▶ [Task statement]: From the listing that follows, extract every line and set it down unaltered.

▶ [Records for the task]:
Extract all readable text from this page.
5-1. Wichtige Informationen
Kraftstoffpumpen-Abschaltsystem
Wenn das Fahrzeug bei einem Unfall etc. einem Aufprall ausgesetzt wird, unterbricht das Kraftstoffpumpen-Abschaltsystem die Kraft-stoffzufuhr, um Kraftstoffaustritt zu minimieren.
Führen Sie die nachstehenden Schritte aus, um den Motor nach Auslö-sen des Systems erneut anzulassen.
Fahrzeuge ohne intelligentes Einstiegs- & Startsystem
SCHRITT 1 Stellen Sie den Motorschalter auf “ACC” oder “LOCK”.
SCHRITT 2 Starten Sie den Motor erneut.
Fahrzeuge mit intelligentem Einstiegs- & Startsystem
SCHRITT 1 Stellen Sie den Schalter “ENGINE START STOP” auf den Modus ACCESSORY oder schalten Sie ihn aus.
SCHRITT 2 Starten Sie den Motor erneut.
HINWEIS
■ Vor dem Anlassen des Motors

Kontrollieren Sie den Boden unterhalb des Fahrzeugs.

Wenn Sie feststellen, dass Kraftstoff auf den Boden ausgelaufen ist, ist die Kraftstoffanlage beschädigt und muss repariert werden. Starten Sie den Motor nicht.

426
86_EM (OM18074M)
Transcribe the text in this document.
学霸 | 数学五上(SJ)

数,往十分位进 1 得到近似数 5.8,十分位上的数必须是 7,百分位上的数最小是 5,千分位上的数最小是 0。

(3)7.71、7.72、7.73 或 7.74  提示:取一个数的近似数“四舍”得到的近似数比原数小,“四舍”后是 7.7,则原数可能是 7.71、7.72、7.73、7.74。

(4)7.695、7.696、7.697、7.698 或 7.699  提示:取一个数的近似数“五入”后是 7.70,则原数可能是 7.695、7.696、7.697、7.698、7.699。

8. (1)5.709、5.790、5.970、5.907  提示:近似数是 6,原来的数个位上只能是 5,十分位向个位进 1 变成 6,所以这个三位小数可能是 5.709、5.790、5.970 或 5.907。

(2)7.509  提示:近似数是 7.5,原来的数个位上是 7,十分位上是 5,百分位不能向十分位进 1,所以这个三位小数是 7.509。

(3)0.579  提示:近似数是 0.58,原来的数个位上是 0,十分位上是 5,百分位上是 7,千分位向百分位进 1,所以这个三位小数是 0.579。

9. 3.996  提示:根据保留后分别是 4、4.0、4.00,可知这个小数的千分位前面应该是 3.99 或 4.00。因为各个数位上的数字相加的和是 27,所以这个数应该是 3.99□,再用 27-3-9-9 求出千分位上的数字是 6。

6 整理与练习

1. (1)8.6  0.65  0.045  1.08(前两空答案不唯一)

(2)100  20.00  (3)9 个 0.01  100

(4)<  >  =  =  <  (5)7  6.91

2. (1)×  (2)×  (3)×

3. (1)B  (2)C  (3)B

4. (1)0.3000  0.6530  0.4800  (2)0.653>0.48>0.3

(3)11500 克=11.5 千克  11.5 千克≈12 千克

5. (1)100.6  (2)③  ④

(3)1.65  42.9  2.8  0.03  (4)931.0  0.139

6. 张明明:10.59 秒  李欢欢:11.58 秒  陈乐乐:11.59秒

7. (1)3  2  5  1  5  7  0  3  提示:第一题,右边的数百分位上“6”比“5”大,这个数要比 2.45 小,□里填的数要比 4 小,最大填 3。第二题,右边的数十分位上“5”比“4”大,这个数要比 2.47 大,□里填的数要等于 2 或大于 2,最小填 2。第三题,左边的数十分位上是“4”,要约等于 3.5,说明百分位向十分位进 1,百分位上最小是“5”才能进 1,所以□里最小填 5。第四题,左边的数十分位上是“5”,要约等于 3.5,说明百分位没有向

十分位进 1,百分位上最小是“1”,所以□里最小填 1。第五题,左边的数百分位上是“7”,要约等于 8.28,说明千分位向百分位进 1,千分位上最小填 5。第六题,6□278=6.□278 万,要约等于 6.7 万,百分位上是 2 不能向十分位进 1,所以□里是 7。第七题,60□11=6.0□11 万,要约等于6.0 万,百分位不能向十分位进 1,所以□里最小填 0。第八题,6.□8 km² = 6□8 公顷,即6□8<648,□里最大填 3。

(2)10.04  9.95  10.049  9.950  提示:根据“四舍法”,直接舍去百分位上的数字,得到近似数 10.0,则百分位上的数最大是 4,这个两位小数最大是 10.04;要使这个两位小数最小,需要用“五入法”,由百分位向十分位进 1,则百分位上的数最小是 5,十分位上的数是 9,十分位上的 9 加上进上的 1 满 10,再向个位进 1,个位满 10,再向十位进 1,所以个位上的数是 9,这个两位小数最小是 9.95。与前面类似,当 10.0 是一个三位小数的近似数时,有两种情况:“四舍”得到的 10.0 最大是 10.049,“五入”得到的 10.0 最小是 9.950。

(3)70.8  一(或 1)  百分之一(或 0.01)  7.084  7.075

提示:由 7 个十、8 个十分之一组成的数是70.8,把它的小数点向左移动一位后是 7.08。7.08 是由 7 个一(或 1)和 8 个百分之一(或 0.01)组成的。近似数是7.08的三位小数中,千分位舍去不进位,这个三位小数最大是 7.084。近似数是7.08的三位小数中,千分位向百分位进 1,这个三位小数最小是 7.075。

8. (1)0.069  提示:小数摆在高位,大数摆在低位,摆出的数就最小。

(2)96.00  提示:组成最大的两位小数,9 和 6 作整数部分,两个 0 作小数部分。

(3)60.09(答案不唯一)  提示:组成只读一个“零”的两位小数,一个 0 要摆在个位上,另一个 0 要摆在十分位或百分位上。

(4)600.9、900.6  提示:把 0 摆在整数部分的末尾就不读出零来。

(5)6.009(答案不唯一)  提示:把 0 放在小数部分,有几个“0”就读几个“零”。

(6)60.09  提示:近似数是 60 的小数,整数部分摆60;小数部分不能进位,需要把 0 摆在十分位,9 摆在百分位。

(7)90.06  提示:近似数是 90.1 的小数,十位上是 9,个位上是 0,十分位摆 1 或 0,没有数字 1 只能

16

▶ [Result for this exercise]:
Extract all readable text from this page.
5-1. Wichtige Informationen
Kraftstoffpumpen-Abschaltsystem
Wenn das Fahrzeug bei einem Unfall etc. einem Aufprall ausgesetzt wird, unterbricht das Kraftstoffpumpen-Abschaltsystem die Kraft-stoffzufuhr, um Kraftstoffaustritt zu minimieren.
Führen Sie die nachstehenden Schritte aus, um den Motor nach Auslö-sen des Systems erneut anzulassen.
Fahrzeuge ohne intelligentes Einstiegs- & Startsystem
SCHRITT 1 Stellen Sie den Motorschalter auf “ACC” oder “LOCK”.
SCHRITT 2 Starten Sie den Motor erneut.
Fahrzeuge mit intelligentem Einstiegs- & Startsystem
SCHRITT 1 Stellen Sie den Schalter “ENGINE START STOP” auf den Modus ACCESSORY oder schalten Sie ihn aus.
SCHRITT 2 Starten Sie den Motor erneut.
HINWEIS
■ Vor dem Anlassen des Motors

Kontrollieren Sie den Boden unterhalb des Fahrzeugs.

Wenn Sie feststellen, dass Kraftstoff auf den Boden ausgelaufen ist, ist die Kraftstoffanlage beschädigt und muss repariert werden. Starten Sie den Motor nicht.

426
86_EM (OM18074M)
Transcribe the text in this document.
学霸 | 数学五上(SJ)

数,往十分位进 1 得到近似数 5.8,十分位上的数必须是 7,百分位上的数最小是 5,千分位上的数最小是 0。

(3)7.71、7.72、7.73 或 7.74  提示:取一个数的近似数“四舍”得到的近似数比原数小,“四舍”后是 7.7,则原数可能是 7.71、7.72、7.73、7.74。

(4)7.695、7.696、7.697、7.698 或 7.699  提示:取一个数的近似数“五入”后是 7.70,则原数可能是 7.695、7.696、7.697、7.698、7.699。

8. (1)5.709、5.790、5.970、5.907  提示:近似数是 6,原来的数个位上只能是 5,十分位向个位进 1 变成 6,所以这个三位小数可能是 5.709、5.790、5.970 或 5.907。

(2)7.509  提示:近似数是 7.5,原来的数个位上是 7,十分位上是 5,百分位不能向十分位进 1,所以这个三位小数是 7.509。

(3)0.579  提示:近似数是 0.58,原来的数个位上是 0,十分位上是 5,百分位上是 7,千分位向百分位进 1,所以这个三位小数是 0.579。

9. 3.996  提示:根据保留后分别是 4、4.0、4.00,可知这个小数的千分位前面应该是 3.99 或 4.00。因为各个数位上的数字相加的和是 27,所以这个数应该是 3.99□,再用 27-3-9-9 求出千分位上的数字是 6。

6 整理与练习

1. (1)8.6  0.65  0.045  1.08(前两空答案不唯一)

(2)100  20.00  (3)9 个 0.01  100

(4)<  >  =  =  <  (5)7  6.91

2. (1)×  (2)×  (3)×

3. (1)B  (2)C  (3)B

4. (1)0.3000  0.6530  0.4800  (2)0.653>0.48>0.3

(3)11500 克=11.5 千克  11.5 千克≈12 千克

5. (1)100.6  (2)③  ④

(3)1.65  42.9  2.8  0.03  (4)931.0  0.139

6. 张明明:10.59 秒  李欢欢:11.58 秒  陈乐乐:11.59秒

7. (1)3  2  5  1  5  7  0  3  提示:第一题,右边的数百分位上“6”比“5”大,这个数要比 2.45 小,□里填的数要比 4 小,最大填 3。第二题,右边的数十分位上“5”比“4”大,这个数要比 2.47 大,□里填的数要等于 2 或大于 2,最小填 2。第三题,左边的数十分位上是“4”,要约等于 3.5,说明百分位向十分位进 1,百分位上最小是“5”才能进 1,所以□里最小填 5。第四题,左边的数十分位上是“5”,要约等于 3.5,说明百分位没有向

十分位进 1,百分位上最小是“1”,所以□里最小填 1。第五题,左边的数百分位上是“7”,要约等于 8.28,说明千分位向百分位进 1,千分位上最小填 5。第六题,6□278=6.□278 万,要约等于 6.7 万,百分位上是 2 不能向十分位进 1,所以□里是 7。第七题,60□11=6.0□11 万,要约等于6.0 万,百分位不能向十分位进 1,所以□里最小填 0。第八题,6.□8 km² = 6□8 公顷,即6□8<648,□里最大填 3。

(2)10.04  9.95  10.049  9.950  提示:根据“四舍法”,直接舍去百分位上的数字,得到近似数 10.0,则百分位上的数最大是 4,这个两位小数最大是 10.04;要使这个两位小数最小,需要用“五入法”,由百分位向十分位进 1,则百分位上的数最小是 5,十分位上的数是 9,十分位上的 9 加上进上的 1 满 10,再向个位进 1,个位满 10,再向十位进 1,所以个位上的数是 9,这个两位小数最小是 9.95。与前面类似,当 10.0 是一个三位小数的近似数时,有两种情况:“四舍”得到的 10.0 最大是 10.049,“五入”得到的 10.0 最小是 9.950。

(3)70.8  一(或 1)  百分之一(或 0.01)  7.084  7.075

提示:由 7 个十、8 个十分之一组成的数是70.8,把它的小数点向左移动一位后是 7.08。7.08 是由 7 个一(或 1)和 8 个百分之一(或 0.01)组成的。近似数是7.08的三位小数中,千分位舍去不进位,这个三位小数最大是 7.084。近似数是7.08的三位小数中,千分位向百分位进 1,这个三位小数最小是 7.075。

8. (1)0.069  提示:小数摆在高位,大数摆在低位,摆出的数就最小。

(2)96.00  提示:组成最大的两位小数,9 和 6 作整数部分,两个 0 作小数部分。

(3)60.09(答案不唯一)  提示:组成只读一个“零”的两位小数,一个 0 要摆在个位上,另一个 0 要摆在十分位或百分位上。

(4)600.9、900.6  提示:把 0 摆在整数部分的末尾就不读出零来。

(5)6.009(答案不唯一)  提示:把 0 放在小数部分,有几个“0”就读几个“零”。

(6)60.09  提示:近似数是 60 的小数,整数部分摆60;小数部分不能进位,需要把 0 摆在十分位,9 摆在百分位。

(7)90.06  提示:近似数是 90.1 的小数,十位上是 9,个位上是 0,十分位摆 1 或 0,没有数字 1 只能

16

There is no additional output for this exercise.